═══ Recorded data ═══
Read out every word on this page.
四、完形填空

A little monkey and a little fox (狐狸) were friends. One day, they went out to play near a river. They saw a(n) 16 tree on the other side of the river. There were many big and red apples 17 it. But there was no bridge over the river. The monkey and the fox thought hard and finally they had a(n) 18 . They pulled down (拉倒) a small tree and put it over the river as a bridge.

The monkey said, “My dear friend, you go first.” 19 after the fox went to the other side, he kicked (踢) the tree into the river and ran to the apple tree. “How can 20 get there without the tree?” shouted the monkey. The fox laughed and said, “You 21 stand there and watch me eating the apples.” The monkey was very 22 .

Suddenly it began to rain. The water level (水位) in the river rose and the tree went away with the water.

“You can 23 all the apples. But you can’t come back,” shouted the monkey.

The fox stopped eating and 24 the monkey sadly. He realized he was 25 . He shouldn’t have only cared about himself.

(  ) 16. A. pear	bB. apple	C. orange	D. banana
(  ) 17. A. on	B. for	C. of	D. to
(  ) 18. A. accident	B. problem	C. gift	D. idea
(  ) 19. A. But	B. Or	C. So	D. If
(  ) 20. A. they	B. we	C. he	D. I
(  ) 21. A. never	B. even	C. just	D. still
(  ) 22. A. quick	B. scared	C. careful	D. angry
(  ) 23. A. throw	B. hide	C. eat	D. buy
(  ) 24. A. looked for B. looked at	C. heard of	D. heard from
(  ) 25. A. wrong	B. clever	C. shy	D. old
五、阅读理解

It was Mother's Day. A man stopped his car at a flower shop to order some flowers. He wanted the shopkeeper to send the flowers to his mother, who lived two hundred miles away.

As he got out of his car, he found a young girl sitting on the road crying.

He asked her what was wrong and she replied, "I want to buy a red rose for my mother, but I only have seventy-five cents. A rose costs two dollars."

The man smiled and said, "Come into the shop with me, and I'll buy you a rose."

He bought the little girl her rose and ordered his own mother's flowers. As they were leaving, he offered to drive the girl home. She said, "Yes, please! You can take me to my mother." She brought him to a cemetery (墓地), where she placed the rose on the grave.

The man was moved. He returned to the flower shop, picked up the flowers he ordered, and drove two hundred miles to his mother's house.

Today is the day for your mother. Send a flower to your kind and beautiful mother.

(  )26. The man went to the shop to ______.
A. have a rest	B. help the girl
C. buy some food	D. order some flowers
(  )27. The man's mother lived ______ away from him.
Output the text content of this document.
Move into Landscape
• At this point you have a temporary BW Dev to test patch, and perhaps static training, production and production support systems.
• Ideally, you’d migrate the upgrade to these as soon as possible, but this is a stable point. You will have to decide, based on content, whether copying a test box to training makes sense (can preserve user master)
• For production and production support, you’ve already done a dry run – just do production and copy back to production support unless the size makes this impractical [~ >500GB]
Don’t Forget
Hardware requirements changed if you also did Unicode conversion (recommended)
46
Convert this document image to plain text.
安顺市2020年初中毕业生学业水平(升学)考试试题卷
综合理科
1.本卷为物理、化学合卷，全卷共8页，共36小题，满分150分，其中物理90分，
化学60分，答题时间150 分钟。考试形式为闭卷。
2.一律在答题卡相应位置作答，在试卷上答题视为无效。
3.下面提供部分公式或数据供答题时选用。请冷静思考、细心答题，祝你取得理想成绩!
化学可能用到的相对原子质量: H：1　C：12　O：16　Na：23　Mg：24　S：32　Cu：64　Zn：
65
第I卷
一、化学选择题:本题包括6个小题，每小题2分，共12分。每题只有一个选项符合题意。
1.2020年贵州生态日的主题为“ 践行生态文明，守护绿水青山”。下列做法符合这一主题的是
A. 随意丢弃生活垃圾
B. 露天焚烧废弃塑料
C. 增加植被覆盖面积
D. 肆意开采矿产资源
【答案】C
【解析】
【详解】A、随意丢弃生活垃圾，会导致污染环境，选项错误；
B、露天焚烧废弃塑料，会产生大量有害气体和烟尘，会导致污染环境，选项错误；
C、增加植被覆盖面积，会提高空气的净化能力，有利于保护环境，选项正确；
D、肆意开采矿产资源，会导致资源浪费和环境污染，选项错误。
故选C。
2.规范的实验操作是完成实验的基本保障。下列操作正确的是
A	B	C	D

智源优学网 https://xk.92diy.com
═══
» **Work to complete**: Extract every record. Keep wording exact.

» **Output for this task**:
Read out every word on this page.
四、完形填空

A little monkey and a little fox (狐狸) were friends. One day, they went out to play near a river. They saw a(n) 16 tree on the other side of the river. There were many big and red apples 17 it. But there was no bridge over the river. The monkey and the fox thought hard and finally they had a(n) 18 . They pulled down (拉倒) a small tree and put it over the river as a bridge.

The monkey said, “My dear friend, you go first.” 19 after the fox went to the other side, he kicked (踢) the tree into the river and ran to the apple tree. “How can 20 get there without the tree?” shouted the monkey. The fox laughed and said, “You 21 stand there and watch me eating the apples.” The monkey was very 22 .

Suddenly it began to rain. The water level (水位) in the river rose and the tree went away with the water.

“You can 23 all the apples. But you can’t come back,” shouted the monkey.

The fox stopped eating and 24 the monkey sadly. He realized he was 25 . He shouldn’t have only cared about himself.

(  ) 16. A. pear	bB. apple	C. orange	D. banana
(  ) 17. A. on	B. for	C. of	D. to
(  ) 18. A. accident	B. problem	C. gift	D. idea
(  ) 19. A. But	B. Or	C. So	D. If
(  ) 20. A. they	B. we	C. he	D. I
(  ) 21. A. never	B. even	C. just	D. still
(  ) 22. A. quick	B. scared	C. careful	D. angry
(  ) 23. A. throw	B. hide	C. eat	D. buy
(  ) 24. A. looked for B. looked at	C. heard of	D. heard from
(  ) 25. A. wrong	B. clever	C. shy	D. old
五、阅读理解

It was Mother's Day. A man stopped his car at a flower shop to order some flowers. He wanted the shopkeeper to send the flowers to his mother, who lived two hundred miles away.

As he got out of his car, he found a young girl sitting on the road crying.

He asked her what was wrong and she replied, "I want to buy a red rose for my mother, but I only have seventy-five cents. A rose costs two dollars."

The man smiled and said, "Come into the shop with me, and I'll buy you a rose."

He bought the little girl her rose and ordered his own mother's flowers. As they were leaving, he offered to drive the girl home. She said, "Yes, please! You can take me to my mother." She brought him to a cemetery (墓地), where she placed the rose on the grave.

The man was moved. He returned to the flower shop, picked up the flowers he ordered, and drove two hundred miles to his mother's house.

Today is the day for your mother. Send a flower to your kind and beautiful mother.

(  )26. The man went to the shop to ______.
A. have a rest	B. help the girl
C. buy some food	D. order some flowers
(  )27. The man's mother lived ______ away from him.
Output the text content of this document.
Move into Landscape
• At this point you have a temporary BW Dev to test patch, and perhaps static training, production and production support systems.
• Ideally, you’d migrate the upgrade to these as soon as possible, but this is a stable point. You will have to decide, based on content, whether copying a test box to training makes sense (can preserve user master)
• For production and production support, you’ve already done a dry run – just do production and copy back to production support unless the size makes this impractical [~ >500GB]
Don’t Forget
Hardware requirements changed if you also did Unicode conversion (recommended)
46
Convert this document image to plain text.
安顺市2020年初中毕业生学业水平(升学)考试试题卷
综合理科
1.本卷为物理、化学合卷，全卷共8页，共36小题，满分150分，其中物理90分，
化学60分，答题时间150 分钟。考试形式为闭卷。
2.一律在答题卡相应位置作答，在试卷上答题视为无效。
3.下面提供部分公式或数据供答题时选用。请冷静思考、细心答题，祝你取得理想成绩!
化学可能用到的相对原子质量: H：1　C：12　O：16　Na：23　Mg：24　S：32　Cu：64　Zn：
65
第I卷
一、化学选择题:本题包括6个小题，每小题2分，共12分。每题只有一个选项符合题意。
1.2020年贵州生态日的主题为“ 践行生态文明，守护绿水青山”。下列做法符合这一主题的是
A. 随意丢弃生活垃圾
B. 露天焚烧废弃塑料
C. 增加植被覆盖面积
D. 肆意开采矿产资源
【答案】C
【解析】
【详解】A、随意丢弃生活垃圾，会导致污染环境，选项错误；
B、露天焚烧废弃塑料，会产生大量有害气体和烟尘，会导致污染环境，选项错误；
C、增加植被覆盖面积，会提高空气的净化能力，有利于保护环境，选项正确；
D、肆意开采矿产资源，会导致资源浪费和环境污染，选项错误。
故选C。
2.规范的实验操作是完成实验的基本保障。下列操作正确的是
A	B	C	D

智源优学网 https://xk.92diy.com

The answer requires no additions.